Materials provided:
○ ○ ○ ○
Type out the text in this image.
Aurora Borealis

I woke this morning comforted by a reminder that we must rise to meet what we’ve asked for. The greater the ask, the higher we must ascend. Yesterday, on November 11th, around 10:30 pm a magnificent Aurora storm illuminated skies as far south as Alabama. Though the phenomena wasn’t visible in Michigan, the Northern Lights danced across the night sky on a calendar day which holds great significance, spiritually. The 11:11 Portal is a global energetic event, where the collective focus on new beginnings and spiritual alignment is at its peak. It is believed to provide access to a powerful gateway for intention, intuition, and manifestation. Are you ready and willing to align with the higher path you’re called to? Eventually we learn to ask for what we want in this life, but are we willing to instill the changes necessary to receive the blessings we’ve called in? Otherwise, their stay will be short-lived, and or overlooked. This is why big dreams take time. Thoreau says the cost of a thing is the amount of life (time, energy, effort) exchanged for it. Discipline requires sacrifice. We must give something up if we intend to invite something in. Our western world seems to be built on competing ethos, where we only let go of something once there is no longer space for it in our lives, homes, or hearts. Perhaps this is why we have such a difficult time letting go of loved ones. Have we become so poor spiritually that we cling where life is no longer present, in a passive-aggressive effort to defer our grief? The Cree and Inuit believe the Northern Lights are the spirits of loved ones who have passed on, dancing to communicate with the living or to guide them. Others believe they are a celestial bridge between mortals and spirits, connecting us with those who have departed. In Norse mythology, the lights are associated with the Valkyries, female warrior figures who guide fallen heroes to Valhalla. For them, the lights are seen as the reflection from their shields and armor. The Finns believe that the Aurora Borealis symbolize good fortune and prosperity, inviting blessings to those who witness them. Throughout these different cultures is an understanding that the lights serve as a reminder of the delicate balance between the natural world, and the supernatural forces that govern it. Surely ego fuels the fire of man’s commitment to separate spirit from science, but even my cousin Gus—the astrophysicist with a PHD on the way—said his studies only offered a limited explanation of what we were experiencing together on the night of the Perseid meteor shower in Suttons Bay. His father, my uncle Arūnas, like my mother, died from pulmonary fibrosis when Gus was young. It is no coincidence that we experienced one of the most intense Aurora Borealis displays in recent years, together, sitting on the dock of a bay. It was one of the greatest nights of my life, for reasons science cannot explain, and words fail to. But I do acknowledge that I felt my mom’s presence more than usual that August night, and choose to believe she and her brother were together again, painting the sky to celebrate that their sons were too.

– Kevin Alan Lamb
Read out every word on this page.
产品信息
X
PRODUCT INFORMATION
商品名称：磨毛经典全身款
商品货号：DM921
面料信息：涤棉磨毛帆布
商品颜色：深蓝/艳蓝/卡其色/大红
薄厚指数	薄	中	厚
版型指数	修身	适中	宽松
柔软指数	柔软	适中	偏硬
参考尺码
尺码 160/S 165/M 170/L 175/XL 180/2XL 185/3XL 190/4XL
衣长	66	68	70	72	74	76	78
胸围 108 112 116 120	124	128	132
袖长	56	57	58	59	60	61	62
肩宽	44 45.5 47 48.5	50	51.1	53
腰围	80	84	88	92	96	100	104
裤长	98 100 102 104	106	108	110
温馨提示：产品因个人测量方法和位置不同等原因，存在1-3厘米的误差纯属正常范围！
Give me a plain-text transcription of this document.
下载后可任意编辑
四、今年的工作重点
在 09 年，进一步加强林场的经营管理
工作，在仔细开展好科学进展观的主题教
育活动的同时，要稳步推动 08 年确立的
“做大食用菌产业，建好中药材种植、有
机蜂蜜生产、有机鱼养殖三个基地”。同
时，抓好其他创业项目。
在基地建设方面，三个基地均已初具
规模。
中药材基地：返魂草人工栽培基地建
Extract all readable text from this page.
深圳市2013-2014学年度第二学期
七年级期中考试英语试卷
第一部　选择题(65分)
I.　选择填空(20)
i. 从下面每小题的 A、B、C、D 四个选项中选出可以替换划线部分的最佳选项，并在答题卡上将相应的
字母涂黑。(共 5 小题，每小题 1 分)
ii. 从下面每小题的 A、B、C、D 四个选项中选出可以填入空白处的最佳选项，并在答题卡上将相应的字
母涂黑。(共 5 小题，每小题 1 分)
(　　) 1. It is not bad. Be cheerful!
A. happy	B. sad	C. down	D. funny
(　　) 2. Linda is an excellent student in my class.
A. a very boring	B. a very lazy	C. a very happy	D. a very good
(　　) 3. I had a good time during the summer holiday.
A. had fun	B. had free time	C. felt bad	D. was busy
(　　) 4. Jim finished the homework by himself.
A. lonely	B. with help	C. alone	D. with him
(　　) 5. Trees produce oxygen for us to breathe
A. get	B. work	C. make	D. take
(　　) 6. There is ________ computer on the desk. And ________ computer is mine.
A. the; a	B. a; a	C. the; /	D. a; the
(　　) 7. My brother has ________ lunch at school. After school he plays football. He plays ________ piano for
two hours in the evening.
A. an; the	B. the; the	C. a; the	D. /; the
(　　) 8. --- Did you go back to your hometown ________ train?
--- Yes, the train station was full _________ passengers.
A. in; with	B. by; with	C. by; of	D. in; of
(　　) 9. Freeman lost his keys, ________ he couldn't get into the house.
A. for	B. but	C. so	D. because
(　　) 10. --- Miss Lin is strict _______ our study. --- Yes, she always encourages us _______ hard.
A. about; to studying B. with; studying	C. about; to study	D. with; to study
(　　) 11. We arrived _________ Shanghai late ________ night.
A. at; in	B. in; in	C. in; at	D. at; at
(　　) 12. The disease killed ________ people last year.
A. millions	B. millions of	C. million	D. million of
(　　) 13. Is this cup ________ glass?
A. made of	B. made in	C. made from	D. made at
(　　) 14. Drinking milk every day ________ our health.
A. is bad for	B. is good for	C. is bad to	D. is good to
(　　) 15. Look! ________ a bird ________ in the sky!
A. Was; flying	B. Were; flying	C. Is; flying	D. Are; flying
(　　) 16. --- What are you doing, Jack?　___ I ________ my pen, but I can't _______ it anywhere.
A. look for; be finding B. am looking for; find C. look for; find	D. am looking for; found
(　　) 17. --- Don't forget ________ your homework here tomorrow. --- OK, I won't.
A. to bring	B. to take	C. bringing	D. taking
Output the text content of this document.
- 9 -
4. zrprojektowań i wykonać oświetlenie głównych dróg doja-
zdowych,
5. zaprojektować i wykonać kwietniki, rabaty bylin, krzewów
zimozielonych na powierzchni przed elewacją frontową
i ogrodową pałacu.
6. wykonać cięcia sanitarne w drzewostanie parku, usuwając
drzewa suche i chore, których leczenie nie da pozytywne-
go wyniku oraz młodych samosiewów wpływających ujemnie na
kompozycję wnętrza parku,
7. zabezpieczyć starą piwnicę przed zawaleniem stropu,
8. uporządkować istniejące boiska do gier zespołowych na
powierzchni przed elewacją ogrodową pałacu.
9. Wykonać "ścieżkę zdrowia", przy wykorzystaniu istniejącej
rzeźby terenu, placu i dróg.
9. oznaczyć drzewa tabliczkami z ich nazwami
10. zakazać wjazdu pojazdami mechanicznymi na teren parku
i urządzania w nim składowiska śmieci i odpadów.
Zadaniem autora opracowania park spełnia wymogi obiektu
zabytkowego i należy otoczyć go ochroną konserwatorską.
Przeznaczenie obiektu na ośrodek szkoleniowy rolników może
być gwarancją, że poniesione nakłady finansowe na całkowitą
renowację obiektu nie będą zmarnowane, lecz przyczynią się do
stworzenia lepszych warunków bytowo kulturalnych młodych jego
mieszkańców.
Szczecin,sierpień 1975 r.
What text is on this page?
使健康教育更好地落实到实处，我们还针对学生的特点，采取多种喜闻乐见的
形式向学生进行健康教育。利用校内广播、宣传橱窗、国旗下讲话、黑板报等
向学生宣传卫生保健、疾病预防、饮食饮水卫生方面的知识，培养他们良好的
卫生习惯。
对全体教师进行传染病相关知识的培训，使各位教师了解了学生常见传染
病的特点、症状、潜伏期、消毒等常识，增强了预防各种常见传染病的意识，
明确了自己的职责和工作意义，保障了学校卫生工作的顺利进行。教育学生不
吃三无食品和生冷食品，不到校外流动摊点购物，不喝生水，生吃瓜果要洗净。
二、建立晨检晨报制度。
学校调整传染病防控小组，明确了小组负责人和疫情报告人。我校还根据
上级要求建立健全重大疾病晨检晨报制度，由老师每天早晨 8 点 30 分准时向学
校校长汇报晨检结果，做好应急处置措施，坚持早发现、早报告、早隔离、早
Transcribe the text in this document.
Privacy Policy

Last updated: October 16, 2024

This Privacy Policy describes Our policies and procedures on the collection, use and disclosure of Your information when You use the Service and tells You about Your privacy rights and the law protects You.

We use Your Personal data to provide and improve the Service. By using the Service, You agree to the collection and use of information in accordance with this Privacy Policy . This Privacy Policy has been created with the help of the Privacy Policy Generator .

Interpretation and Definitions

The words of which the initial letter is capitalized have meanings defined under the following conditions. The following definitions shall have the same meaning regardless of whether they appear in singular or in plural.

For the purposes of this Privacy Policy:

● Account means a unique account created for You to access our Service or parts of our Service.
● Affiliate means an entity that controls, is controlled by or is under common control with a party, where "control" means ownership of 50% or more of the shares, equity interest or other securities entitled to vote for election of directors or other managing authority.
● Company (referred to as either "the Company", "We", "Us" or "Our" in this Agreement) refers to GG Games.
○ ○ ○ ○
Exercise aim: Locate "Transcribe the text in this document." in the material, then quote the line that contains it and all lines after it through the final one.

Solution for this exercise:
Transcribe the text in this document.
Privacy Policy

Last updated: October 16, 2024

This Privacy Policy describes Our policies and procedures on the collection, use and disclosure of Your information when You use the Service and tells You about Your privacy rights and the law protects You.

We use Your Personal data to provide and improve the Service. By using the Service, You agree to the collection and use of information in accordance with this Privacy Policy . This Privacy Policy has been created with the help of the Privacy Policy Generator .

Interpretation and Definitions

The words of which the initial letter is capitalized have meanings defined under the following conditions. The following definitions shall have the same meaning regardless of whether they appear in singular or in plural.

For the purposes of this Privacy Policy:

● Account means a unique account created for You to access our Service or parts of our Service.
● Affiliate means an entity that controls, is controlled by or is under common control with a party, where "control" means ownership of 50% or more of the shares, equity interest or other securities entitled to vote for election of directors or other managing authority.
● Company (referred to as either "the Company", "We", "Us" or "Our" in this Agreement) refers to GG Games.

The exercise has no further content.